### Short problem
Output the material beneath exactly, leaving nothing out.

───── Records for processing

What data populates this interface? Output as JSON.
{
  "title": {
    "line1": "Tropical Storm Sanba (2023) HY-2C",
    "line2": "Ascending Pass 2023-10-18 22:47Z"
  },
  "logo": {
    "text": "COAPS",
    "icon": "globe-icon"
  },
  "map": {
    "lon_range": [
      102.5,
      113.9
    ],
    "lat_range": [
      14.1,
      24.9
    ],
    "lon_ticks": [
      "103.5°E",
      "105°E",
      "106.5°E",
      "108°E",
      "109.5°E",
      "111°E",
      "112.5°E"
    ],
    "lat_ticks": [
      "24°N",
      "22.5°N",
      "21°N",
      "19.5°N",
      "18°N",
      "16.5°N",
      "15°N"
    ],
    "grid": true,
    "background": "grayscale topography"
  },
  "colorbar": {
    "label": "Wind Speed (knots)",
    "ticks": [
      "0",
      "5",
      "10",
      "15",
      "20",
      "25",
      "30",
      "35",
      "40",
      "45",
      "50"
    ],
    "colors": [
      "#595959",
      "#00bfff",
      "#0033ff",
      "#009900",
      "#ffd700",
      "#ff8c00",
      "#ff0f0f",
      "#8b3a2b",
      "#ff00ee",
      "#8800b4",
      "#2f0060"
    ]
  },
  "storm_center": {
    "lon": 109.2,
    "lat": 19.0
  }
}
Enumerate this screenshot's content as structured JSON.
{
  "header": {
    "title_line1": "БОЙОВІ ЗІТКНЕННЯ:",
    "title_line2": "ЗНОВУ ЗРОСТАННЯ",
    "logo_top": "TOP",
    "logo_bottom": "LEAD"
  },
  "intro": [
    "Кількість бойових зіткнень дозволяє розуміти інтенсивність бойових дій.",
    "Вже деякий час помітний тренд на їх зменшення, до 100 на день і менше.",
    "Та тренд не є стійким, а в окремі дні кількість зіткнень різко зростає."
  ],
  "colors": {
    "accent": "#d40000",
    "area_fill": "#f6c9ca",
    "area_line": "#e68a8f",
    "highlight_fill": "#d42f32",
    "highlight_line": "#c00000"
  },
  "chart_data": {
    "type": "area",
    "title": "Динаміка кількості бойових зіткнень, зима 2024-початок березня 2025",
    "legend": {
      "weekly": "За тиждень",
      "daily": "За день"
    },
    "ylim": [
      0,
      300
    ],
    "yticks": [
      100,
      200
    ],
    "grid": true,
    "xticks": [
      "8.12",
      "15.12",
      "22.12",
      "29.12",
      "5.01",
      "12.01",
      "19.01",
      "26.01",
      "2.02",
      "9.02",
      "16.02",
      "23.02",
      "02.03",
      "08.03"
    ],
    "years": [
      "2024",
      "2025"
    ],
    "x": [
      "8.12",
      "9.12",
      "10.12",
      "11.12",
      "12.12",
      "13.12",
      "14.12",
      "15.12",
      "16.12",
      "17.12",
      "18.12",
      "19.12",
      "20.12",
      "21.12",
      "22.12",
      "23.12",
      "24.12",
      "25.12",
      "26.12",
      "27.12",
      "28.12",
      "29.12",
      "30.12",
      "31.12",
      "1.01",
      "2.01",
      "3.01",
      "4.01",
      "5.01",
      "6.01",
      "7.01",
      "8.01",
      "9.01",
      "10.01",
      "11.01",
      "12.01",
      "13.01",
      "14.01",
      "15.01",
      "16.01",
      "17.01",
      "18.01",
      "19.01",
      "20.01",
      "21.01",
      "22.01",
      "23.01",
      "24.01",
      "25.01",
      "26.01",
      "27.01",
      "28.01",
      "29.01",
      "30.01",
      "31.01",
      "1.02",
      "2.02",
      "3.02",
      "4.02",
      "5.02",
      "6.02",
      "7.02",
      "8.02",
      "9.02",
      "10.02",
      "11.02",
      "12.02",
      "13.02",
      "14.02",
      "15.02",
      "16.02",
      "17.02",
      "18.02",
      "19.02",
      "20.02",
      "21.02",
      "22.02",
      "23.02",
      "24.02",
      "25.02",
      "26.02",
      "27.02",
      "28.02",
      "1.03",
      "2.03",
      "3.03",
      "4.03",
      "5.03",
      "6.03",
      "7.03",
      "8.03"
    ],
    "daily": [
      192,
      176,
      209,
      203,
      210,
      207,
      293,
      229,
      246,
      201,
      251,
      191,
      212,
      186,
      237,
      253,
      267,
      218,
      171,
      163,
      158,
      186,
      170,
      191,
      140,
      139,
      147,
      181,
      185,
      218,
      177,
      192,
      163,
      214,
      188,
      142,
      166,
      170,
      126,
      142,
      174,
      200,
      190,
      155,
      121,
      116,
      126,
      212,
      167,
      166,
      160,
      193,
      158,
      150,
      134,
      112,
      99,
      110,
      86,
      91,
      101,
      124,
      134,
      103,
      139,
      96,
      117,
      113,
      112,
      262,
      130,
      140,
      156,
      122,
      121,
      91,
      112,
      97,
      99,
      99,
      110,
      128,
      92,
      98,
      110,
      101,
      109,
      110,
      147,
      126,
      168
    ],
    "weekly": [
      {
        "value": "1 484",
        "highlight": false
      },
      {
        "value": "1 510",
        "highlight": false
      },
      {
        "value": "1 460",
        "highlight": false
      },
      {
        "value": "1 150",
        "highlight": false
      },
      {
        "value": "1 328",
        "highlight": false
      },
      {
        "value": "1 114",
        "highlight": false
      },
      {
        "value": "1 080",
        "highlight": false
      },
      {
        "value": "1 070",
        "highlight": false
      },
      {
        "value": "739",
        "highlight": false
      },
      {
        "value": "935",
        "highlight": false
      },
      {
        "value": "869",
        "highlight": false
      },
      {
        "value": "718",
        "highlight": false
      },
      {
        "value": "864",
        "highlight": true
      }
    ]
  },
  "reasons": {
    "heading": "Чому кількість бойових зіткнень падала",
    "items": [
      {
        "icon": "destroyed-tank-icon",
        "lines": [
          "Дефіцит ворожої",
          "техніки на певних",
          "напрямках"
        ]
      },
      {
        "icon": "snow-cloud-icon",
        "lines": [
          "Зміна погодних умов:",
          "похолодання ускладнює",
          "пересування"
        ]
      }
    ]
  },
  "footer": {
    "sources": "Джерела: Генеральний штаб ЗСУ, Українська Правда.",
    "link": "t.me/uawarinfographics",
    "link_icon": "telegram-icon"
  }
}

──────────

### Output of the task
What data populates this interface? Output as JSON.
{
  "title": {
    "line1": "Tropical Storm Sanba (2023) HY-2C",
    "line2": "Ascending Pass 2023-10-18 22:47Z"
  },
  "logo": {
    "text": "COAPS",
    "icon": "globe-icon"
  },
  "map": {
    "lon_range": [
      102.5,
      113.9
    ],
    "lat_range": [
      14.1,
      24.9
    ],
    "lon_ticks": [
      "103.5°E",
      "105°E",
      "106.5°E",
      "108°E",
      "109.5°E",
      "111°E",
      "112.5°E"
    ],
    "lat_ticks": [
      "24°N",
      "22.5°N",
      "21°N",
      "19.5°N",
      "18°N",
      "16.5°N",
      "15°N"
    ],
    "grid": true,
    "background": "grayscale topography"
  },
  "colorbar": {
    "label": "Wind Speed (knots)",
    "ticks": [
      "0",
      "5",
      "10",
      "15",
      "20",
      "25",
      "30",
      "35",
      "40",
      "45",
      "50"
    ],
    "colors": [
      "#595959",
      "#00bfff",
      "#0033ff",
      "#009900",
      "#ffd700",
      "#ff8c00",
      "#ff0f0f",
      "#8b3a2b",
      "#ff00ee",
      "#8800b4",
      "#2f0060"
    ]
  },
  "storm_center": {
    "lon": 109.2,
    "lat": 19.0
  }
}
Enumerate this screenshot's content as structured JSON.
{
  "header": {
    "title_line1": "БОЙОВІ ЗІТКНЕННЯ:",
    "title_line2": "ЗНОВУ ЗРОСТАННЯ",
    "logo_top": "TOP",
    "logo_bottom": "LEAD"
  },
  "intro": [
    "Кількість бойових зіткнень дозволяє розуміти інтенсивність бойових дій.",
    "Вже деякий час помітний тренд на їх зменшення, до 100 на день і менше.",
    "Та тренд не є стійким, а в окремі дні кількість зіткнень різко зростає."
  ],
  "colors": {
    "accent": "#d40000",
    "area_fill": "#f6c9ca",
    "area_line": "#e68a8f",
    "highlight_fill": "#d42f32",
    "highlight_line": "#c00000"
  },
  "chart_data": {
    "type": "area",
    "title": "Динаміка кількості бойових зіткнень, зима 2024-початок березня 2025",
    "legend": {
      "weekly": "За тиждень",
      "daily": "За день"
    },
    "ylim": [
      0,
      300
    ],
    "yticks": [
      100,
      200
    ],
    "grid": true,
    "xticks": [
      "8.12",
      "15.12",
      "22.12",
      "29.12",
      "5.01",
      "12.01",
      "19.01",
      "26.01",
      "2.02",
      "9.02",
      "16.02",
      "23.02",
      "02.03",
      "08.03"
    ],
    "years": [
      "2024",
      "2025"
    ],
    "x": [
      "8.12",
      "9.12",
      "10.12",
      "11.12",
      "12.12",
      "13.12",
      "14.12",
      "15.12",
      "16.12",
      "17.12",
      "18.12",
      "19.12",
      "20.12",
      "21.12",
      "22.12",
      "23.12",
      "24.12",
      "25.12",
      "26.12",
      "27.12",
      "28.12",
      "29.12",
      "30.12",
      "31.12",
      "1.01",
      "2.01",
      "3.01",
      "4.01",
      "5.01",
      "6.01",
      "7.01",
      "8.01",
      "9.01",
      "10.01",
      "11.01",
      "12.01",
      "13.01",
      "14.01",
      "15.01",
      "16.01",
      "17.01",
      "18.01",
      "19.01",
      "20.01",
      "21.01",
      "22.01",
      "23.01",
      "24.01",
      "25.01",
      "26.01",
      "27.01",
      "28.01",
      "29.01",
      "30.01",
      "31.01",
      "1.02",
      "2.02",
      "3.02",
      "4.02",
      "5.02",
      "6.02",
      "7.02",
      "8.02",
      "9.02",
      "10.02",
      "11.02",
      "12.02",
      "13.02",
      "14.02",
      "15.02",
      "16.02",
      "17.02",
      "18.02",
      "19.02",
      "20.02",
      "21.02",
      "22.02",
      "23.02",
      "24.02",
      "25.02",
      "26.02",
      "27.02",
      "28.02",
      "1.03",
      "2.03",
      "3.03",
      "4.03",
      "5.03",
      "6.03",
      "7.03",
      "8.03"
    ],
    "daily": [
      192,
      176,
      209,
      203,
      210,
      207,
      293,
      229,
      246,
      201,
      251,
      191,
      212,
      186,
      237,
      253,
      267,
      218,
      171,
      163,
      158,
      186,
      170,
      191,
      140,
      139,
      147,
      181,
      185,
      218,
      177,
      192,
      163,
      214,
      188,
      142,
      166,
      170,
      126,
      142,
      174,
      200,
      190,
      155,
      121,
      116,
      126,
      212,
      167,
      166,
      160,
      193,
      158,
      150,
      134,
      112,
      99,
      110,
      86,
      91,
      101,
      124,
      134,
      103,
      139,
      96,
      117,
      113,
      112,
      262,
      130,
      140,
      156,
      122,
      121,
      91,
      112,
      97,
      99,
      99,
      110,
      128,
      92,
      98,
      110,
      101,
      109,
      110,
      147,
      126,
      168
    ],
    "weekly": [
      {
        "value": "1 484",
        "highlight": false
      },
      {
        "value": "1 510",
        "highlight": false
      },
      {
        "value": "1 460",
        "highlight": false
      },
      {
        "value": "1 150",
        "highlight": false
      },
      {
        "value": "1 328",
        "highlight": false
      },
      {
        "value": "1 114",
        "highlight": false
      },
      {
        "value": "1 080",
        "highlight": false
      },
      {
        "value": "1 070",
        "highlight": false
      },
      {
        "value": "739",
        "highlight": false
      },
      {
        "value": "935",
        "highlight": false
      },
      {
        "value": "869",
        "highlight": false
      },
      {
        "value": "718",
        "highlight": false
      },
      {
        "value": "864",
        "highlight": true
      }
    ]
  },
  "reasons": {
    "heading": "Чому кількість бойових зіткнень падала",
    "items": [
      {
        "icon": "destroyed-tank-icon",
        "lines": [
          "Дефіцит ворожої",
          "техніки на певних",
          "напрямках"
        ]
      },
      {
        "icon": "snow-cloud-icon",
        "lines": [
          "Зміна погодних умов:",
          "похолодання ускладнює",
          "пересування"
        ]
      }
    ]
  },
  "footer": {
    "sources": "Джерела: Генеральний штаб ЗСУ, Українська Правда.",
    "link": "t.me/uawarinfographics",
    "link_icon": "telegram-icon"
  }
}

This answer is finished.